### Given records

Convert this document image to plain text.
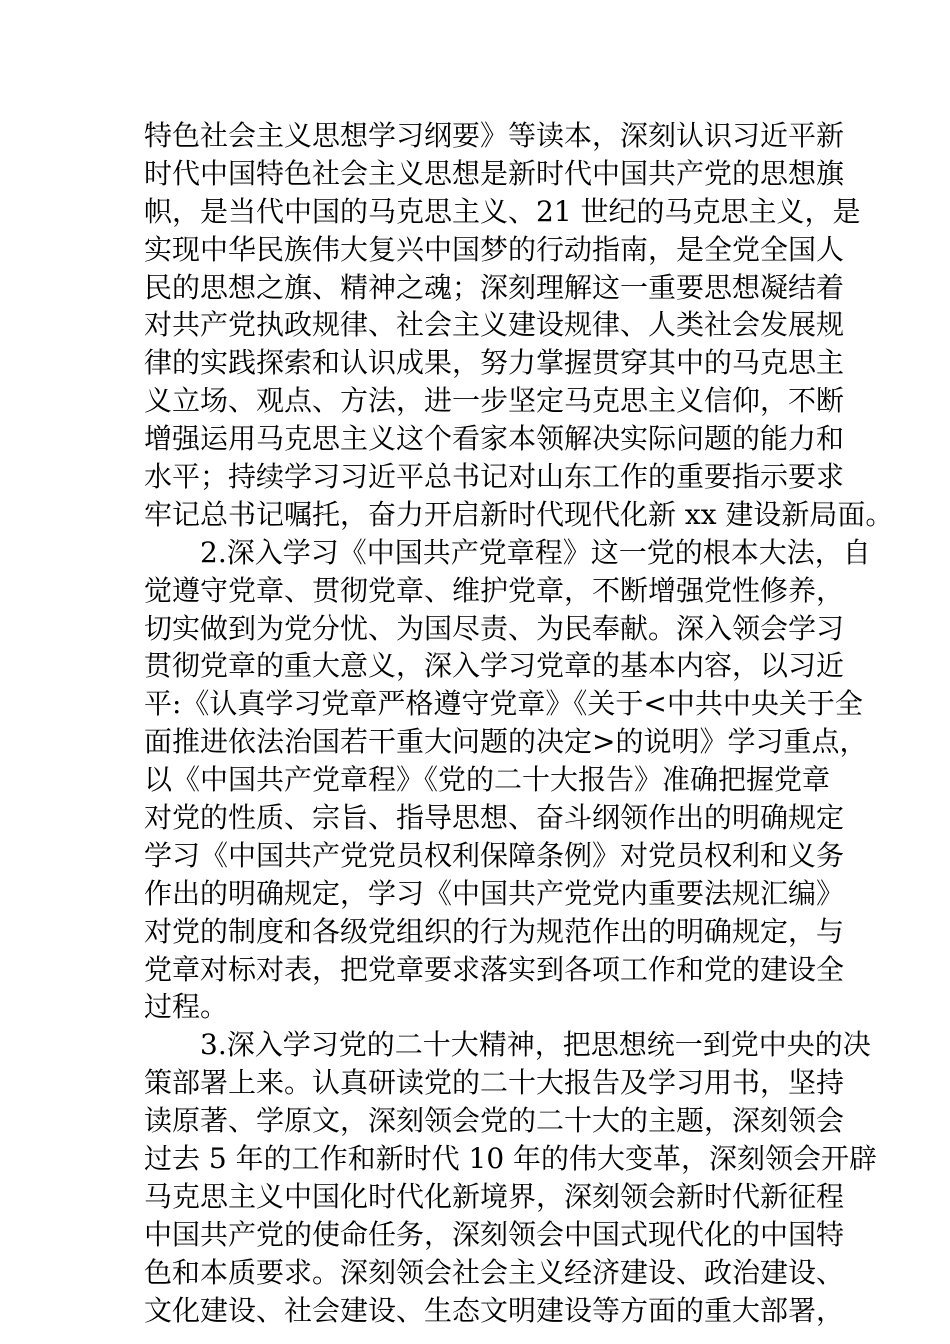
特色社会主义思想学习纲要》等读本，深刻认识习近平新
时代中国特色社会主义思想是新时代中国共产党的思想旗
帜，是当代中国的马克思主义、21 世纪的马克思主义，是
实现中华民族伟大复兴中国梦的行动指南，是全党全国人
民的思想之旗、精神之魂；深刻理解这一重要思想凝结着
对共产党执政规律、社会主义建设规律、人类社会发展规
律的实践探索和认识成果，努力掌握贯穿其中的马克思主
义立场、观点、方法，进一步坚定马克思主义信仰，不断
增强运用马克思主义这个看家本领解决实际问题的能力和
水平；持续学习习近平总书记对山东工作的重要指示要求
牢记总书记嘱托，奋力开启新时代现代化新 xx 建设新局面。
2.深入学习《中国共产党章程》这一党的根本大法，自
觉遵守党章、贯彻党章、维护党章，不断增强党性修养，
切实做到为党分忧、为国尽责、为民奉献。深入领会学习
贯彻党章的重大意义，深入学习党章的基本内容，以习近
平:《认真学习党章严格遵守党章》《关于<中共中央关于全
面推进依法治国若干重大问题的决定>的说明》学习重点，
以《中国共产党章程》《党的二十大报告》准确把握党章
对党的性质、宗旨、指导思想、奋斗纲领作出的明确规定
学习《中国共产党党员权利保障条例》对党员权利和义务
作出的明确规定，学习《中国共产党党内重要法规汇编》
对党的制度和各级党组织的行为规范作出的明确规定，与
党章对标对表，把党章要求落实到各项工作和党的建设全
过程。
3.深入学习党的二十大精神，把思想统一到党中央的决
策部署上来。认真研读党的二十大报告及学习用书，坚持
读原著、学原文，深刻领会党的二十大的主题，深刻领会
过去 5 年的工作和新时代 10 年的伟大变革，深刻领会开辟
马克思主义中国化时代化新境界，深刻领会新时代新征程
中国共产党的使命任务，深刻领会中国式现代化的中国特
色和本质要求。深刻领会社会主义经济建设、政治建设、
文化建设、社会建设、生态文明建设等方面的重大部署，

### Exercise directions
Return the material exactly as given, apart from the pictures.

### Solution for this exercise
Convert this document image to plain text.
特色社会主义思想学习纲要》等读本，深刻认识习近平新
时代中国特色社会主义思想是新时代中国共产党的思想旗
帜，是当代中国的马克思主义、21 世纪的马克思主义，是
实现中华民族伟大复兴中国梦的行动指南，是全党全国人
民的思想之旗、精神之魂；深刻理解这一重要思想凝结着
对共产党执政规律、社会主义建设规律、人类社会发展规
律的实践探索和认识成果，努力掌握贯穿其中的马克思主
义立场、观点、方法，进一步坚定马克思主义信仰，不断
增强运用马克思主义这个看家本领解决实际问题的能力和
水平；持续学习习近平总书记对山东工作的重要指示要求
牢记总书记嘱托，奋力开启新时代现代化新 xx 建设新局面。
2.深入学习《中国共产党章程》这一党的根本大法，自
觉遵守党章、贯彻党章、维护党章，不断增强党性修养，
切实做到为党分忧、为国尽责、为民奉献。深入领会学习
贯彻党章的重大意义，深入学习党章的基本内容，以习近
平:《认真学习党章严格遵守党章》《关于<中共中央关于全
面推进依法治国若干重大问题的决定>的说明》学习重点，
以《中国共产党章程》《党的二十大报告》准确把握党章
对党的性质、宗旨、指导思想、奋斗纲领作出的明确规定
学习《中国共产党党员权利保障条例》对党员权利和义务
作出的明确规定，学习《中国共产党党内重要法规汇编》
对党的制度和各级党组织的行为规范作出的明确规定，与
党章对标对表，把党章要求落实到各项工作和党的建设全
过程。
3.深入学习党的二十大精神，把思想统一到党中央的决
策部署上来。认真研读党的二十大报告及学习用书，坚持
读原著、学原文，深刻领会党的二十大的主题，深刻领会
过去 5 年的工作和新时代 10 年的伟大变革，深刻领会开辟
马克思主义中国化时代化新境界，深刻领会新时代新征程
中国共产党的使命任务，深刻领会中国式现代化的中国特
色和本质要求。深刻领会社会主义经济建设、政治建设、
文化建设、社会建设、生态文明建设等方面的重大部署，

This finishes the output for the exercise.